■ FRAGMENTO ■

•••••

Estoy en una época de lo más destroyer.
He vuelto a mi (secreta) afición por el polen a altas horas de la noche. Discrepo sin ningún prejuicio de todo y todos sin sentirme culpable. Me estoy desligando paulatinamente de mis estudios. En definitiva, no estoy lo a gusto que debiera. Una posible explicación es la falta de amor físico consecuencia de salir con alguien que vive en otra ciudad, pero yo creo que se debe a la incompetencia que me rodea.
Ayer sin ir más lejos, fui a fnac y corte inglés para hacerme con lo nuevo de piratas (relax). Se suponía que ayer salía a la venta, y no es que yo sea muy fan, pero me apetecía tenerlo el primer día. Total, que los muy mamones no lo tenían. Puede que no sea culpa de ellos, pero como eso nunca lo sabré, me cago en ellos.
Con la consiguiente crisis que ese contratiempo me produjo, inicié mi ruta underwear, la que hago cuando busco algo interesante que de color a mis cajones más íntimos. Total, que nada me gustó, y no es que yo tenga un gusto especialísimo, sino que el estampado militar no me pone nada.
En una de esas que entro a cortefiel, a la que sólo entro para ver el women’s secret, y en la pared vi unos posters publicitarios, y me enamoré de una camiseta.
Como soy tímida intenté buscarla, pero como no la encontré le pregunté a la típica dependienta. La pava ya me miró mal porque le corté el critiqueo con otra dependienta, y me dijo que esa camiseta estaba:
–allí en el pasillo! Y yo, pues vale, en el pasillo ¿qué puto pasillo? ESTO ES UN ESPACIO ABIERTO, NO HAY PASILLOS!!!!!
Al final la encontré en un burro de la entrada, y únicamente quedaba una, así que la cogí, no me importaba el precio ni la talla, sólo quería irme. Fui a la caja y ya la típica cuarentona con mechas rubias se me coló alegando que había ido a cambiar algo (patrañas) yo, que estaba de lo más relajada no dije nada, me cobraron y me fui.
Pero esto hubiera sido relativamente fácil, así que me pitó la alarma. Qué mal lo pasé, me sentí como bin laden en el pentágono, sólo me faltó echarme a llorar. Resulta que no tienen suficiente con la alarma tradicional y ponen otras medio ocultas en forma de pegatinas o hilos, y que los muy capullos se olvidan de desconectar. No pienso volver.
Al llegar a casa me la probé, y aunque no me queda como a la modelo (era de esperar) me sigue gustando, se la llevaré a mi abuela para que quite lo que sobra.
Pero a lo que iba, hoy he pasado el día sin agua por culpa de la incompetencia de los de aguas de barcelona. Por lo visto de repente no tienen las facturas domiciliadas y claro, nos han cortado el agua. Me he sentido como una refugiada. No he podido lavarme los dientes después de comer, suerte que no tenía que salir de casa. Ahora ya la han dado, pero eso no les exime. Mis tímidos conocimientos legales me han inducido a aconsejarle a mi madre que demande a esos imbéciles y que les pida daños y perjuicios.
Ya está, por lo demás la vida sigue igual.

•••••

■ EXTRACTOS DE DATOS ■
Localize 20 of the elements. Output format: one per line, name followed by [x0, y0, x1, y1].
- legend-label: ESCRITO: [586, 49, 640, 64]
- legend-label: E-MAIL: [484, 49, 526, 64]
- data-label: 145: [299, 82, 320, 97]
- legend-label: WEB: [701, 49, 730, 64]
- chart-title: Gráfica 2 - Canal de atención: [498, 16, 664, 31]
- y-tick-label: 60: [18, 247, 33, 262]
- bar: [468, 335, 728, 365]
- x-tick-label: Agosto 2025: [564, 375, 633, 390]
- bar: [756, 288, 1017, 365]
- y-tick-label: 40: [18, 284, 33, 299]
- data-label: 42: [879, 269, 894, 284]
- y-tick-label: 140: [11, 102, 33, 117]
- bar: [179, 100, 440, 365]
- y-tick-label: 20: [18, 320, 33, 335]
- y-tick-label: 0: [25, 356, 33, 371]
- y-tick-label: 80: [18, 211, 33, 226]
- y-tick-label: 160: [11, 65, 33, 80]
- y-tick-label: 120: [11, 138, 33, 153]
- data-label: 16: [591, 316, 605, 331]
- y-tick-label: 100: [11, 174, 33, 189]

•••••

■ ACTIVIDADES PROPUESTAS ■
[1] Transcribe literalmente el pasaje del fragmento que comienza en "Con la consiguiente" y continúa hasta "de una camiseta.".
[2] Traduce al inglés esta oración del fragmento: "No he podido lavarme los dientes después de comer, suerte que no tenía que salir de casa."
Los datos no tienen relación alguna con el fragmento.

■ RESPUESTAS POR ACTIVIDAD ■
[1]
Con la consiguiente crisis que ese contratiempo me produjo, inicié mi ruta underwear, la que hago cuando busco algo interesante que de color a mis cajones más íntimos. Total, que nada me gustó, y no es que yo tenga un gusto especialísimo, sino que el estampado militar no me pone nada.
En una de esas que entro a cortefiel, a la que sólo entro para ver el women’s secret, y en la pared vi unos posters publicitarios, y me enamoré de una camiseta.

[2] I couldn't brush my teeth after eating; luckily I didn't have to leave the house.